# [STATED TASK]
Tally each line where the word "xlabel" occurs, then give only the total.

# [RECORDS FOR THIS TASK]

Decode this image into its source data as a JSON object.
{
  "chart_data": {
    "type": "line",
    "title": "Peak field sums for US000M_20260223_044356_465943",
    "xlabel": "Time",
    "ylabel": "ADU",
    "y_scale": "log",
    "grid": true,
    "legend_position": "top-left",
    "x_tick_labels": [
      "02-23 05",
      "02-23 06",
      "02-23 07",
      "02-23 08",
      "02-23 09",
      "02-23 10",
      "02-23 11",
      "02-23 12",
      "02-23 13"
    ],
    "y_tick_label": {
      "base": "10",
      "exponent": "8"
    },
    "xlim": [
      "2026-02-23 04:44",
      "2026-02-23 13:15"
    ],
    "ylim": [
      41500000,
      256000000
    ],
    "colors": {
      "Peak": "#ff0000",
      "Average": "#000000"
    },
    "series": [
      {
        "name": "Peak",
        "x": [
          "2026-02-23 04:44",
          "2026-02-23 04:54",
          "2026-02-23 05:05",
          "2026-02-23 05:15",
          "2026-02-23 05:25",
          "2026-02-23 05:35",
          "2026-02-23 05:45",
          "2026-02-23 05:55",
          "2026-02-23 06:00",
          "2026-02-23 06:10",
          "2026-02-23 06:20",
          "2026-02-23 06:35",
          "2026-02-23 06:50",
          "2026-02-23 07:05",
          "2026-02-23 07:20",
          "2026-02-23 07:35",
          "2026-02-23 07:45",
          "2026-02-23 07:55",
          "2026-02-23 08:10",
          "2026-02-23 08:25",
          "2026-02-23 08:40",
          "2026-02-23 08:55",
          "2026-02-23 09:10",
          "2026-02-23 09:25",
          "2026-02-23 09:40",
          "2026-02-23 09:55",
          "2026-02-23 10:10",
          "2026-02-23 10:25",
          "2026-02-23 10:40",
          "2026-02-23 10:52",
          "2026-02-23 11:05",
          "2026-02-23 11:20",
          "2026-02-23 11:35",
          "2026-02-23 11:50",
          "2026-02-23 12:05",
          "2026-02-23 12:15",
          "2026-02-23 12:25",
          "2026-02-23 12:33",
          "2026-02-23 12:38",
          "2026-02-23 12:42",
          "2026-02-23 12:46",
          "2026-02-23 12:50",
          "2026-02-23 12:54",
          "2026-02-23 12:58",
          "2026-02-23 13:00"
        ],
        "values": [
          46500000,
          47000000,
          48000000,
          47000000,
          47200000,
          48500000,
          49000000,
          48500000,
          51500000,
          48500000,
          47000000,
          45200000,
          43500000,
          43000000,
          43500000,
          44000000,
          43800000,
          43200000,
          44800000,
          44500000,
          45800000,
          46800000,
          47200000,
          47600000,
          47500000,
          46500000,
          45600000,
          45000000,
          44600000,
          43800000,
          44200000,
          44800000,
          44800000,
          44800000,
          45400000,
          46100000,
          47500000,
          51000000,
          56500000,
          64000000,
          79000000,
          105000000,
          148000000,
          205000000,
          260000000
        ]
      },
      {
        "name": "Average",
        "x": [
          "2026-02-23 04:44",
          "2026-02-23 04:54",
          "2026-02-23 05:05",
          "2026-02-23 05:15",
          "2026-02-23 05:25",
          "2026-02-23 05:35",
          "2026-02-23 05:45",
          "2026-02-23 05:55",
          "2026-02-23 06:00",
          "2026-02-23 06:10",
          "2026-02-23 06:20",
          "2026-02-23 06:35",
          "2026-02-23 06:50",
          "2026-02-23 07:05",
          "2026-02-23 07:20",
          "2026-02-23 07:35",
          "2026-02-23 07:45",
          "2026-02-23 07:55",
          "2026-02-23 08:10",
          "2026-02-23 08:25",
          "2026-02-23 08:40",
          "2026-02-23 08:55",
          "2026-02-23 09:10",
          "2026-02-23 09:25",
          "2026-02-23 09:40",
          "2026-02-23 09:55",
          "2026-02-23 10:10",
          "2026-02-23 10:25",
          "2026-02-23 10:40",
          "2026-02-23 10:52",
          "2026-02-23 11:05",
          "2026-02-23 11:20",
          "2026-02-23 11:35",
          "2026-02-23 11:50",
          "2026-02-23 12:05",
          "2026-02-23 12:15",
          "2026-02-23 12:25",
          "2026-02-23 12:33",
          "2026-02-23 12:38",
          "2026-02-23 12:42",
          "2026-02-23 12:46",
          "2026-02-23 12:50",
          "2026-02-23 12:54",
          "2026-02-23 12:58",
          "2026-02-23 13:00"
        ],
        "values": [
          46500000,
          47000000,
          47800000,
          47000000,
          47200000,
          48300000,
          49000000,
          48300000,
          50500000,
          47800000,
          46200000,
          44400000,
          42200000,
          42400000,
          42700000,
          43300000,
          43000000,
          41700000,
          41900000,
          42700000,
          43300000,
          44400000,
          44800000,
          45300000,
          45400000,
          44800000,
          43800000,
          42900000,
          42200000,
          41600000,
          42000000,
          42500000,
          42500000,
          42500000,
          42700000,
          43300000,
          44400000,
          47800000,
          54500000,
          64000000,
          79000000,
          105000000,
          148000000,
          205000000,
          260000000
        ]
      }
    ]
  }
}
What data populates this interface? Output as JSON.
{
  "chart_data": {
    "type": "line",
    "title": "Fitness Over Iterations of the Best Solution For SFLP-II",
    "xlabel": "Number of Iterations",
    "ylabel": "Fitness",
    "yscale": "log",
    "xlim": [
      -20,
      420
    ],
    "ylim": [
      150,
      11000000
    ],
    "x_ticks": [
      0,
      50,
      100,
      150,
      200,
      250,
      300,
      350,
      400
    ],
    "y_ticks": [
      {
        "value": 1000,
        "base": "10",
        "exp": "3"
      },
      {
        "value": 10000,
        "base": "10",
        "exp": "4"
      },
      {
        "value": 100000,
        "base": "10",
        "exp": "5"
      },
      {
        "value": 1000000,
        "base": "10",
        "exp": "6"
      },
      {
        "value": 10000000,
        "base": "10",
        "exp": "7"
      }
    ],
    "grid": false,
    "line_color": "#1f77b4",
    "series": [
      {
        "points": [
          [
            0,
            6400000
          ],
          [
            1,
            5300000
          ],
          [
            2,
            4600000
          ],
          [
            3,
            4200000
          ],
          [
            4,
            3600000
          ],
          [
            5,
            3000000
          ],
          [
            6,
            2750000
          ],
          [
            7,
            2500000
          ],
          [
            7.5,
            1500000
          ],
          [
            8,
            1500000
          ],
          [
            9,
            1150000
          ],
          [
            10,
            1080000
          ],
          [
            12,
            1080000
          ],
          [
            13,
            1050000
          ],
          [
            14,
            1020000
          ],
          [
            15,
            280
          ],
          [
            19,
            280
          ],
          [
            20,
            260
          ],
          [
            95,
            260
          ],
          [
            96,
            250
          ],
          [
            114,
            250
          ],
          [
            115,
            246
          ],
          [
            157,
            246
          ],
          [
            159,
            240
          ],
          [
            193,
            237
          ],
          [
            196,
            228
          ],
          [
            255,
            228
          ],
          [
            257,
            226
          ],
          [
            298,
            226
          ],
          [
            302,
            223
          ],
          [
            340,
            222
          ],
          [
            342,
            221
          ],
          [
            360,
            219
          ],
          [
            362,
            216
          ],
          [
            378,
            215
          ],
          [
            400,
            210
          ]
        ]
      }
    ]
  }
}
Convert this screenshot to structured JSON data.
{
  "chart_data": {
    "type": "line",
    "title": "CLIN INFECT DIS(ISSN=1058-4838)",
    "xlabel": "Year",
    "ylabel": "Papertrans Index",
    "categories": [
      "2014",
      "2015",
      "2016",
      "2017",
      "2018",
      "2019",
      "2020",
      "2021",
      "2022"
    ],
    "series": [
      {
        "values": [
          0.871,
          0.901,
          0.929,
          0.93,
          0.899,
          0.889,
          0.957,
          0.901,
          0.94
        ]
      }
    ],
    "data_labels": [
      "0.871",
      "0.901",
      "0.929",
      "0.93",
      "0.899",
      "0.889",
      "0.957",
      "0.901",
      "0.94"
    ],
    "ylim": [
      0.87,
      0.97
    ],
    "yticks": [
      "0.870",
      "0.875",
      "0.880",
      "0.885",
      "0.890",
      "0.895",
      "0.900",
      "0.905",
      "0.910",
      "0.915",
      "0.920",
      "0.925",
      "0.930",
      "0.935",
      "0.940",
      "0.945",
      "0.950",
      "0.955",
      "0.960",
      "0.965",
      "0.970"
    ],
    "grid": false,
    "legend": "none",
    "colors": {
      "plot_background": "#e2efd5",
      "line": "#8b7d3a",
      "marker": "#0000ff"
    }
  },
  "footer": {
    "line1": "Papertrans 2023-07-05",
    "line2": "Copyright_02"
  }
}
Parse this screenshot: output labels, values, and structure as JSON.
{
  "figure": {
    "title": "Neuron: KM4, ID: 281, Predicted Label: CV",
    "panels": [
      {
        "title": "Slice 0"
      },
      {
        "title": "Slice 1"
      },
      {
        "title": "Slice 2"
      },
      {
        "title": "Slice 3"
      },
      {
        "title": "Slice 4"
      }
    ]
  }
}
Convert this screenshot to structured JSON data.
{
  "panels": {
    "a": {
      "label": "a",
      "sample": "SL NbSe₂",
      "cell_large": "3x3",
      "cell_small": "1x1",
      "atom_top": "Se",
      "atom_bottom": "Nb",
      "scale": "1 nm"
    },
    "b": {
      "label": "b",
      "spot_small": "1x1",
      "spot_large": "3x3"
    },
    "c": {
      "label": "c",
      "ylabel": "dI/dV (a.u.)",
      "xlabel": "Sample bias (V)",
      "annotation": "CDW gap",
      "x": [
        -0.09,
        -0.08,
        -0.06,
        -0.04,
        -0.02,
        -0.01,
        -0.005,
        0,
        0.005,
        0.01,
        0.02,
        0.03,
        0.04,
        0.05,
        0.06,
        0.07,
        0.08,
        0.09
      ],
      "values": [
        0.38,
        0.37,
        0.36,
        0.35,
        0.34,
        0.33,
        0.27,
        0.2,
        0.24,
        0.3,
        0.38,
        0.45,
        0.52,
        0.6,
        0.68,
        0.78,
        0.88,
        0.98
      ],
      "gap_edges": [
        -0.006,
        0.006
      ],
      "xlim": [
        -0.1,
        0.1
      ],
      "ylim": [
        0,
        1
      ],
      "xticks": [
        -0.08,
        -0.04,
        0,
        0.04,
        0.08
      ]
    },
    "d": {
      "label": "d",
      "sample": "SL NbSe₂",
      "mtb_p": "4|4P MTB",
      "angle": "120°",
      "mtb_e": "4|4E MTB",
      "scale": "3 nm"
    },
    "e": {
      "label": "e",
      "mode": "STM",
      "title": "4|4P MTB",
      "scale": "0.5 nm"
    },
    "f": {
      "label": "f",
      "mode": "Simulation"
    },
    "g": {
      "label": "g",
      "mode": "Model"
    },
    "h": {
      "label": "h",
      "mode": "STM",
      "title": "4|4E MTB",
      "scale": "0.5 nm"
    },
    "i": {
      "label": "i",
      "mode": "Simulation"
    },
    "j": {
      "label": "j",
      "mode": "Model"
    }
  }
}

# [THE SOLUTION]
4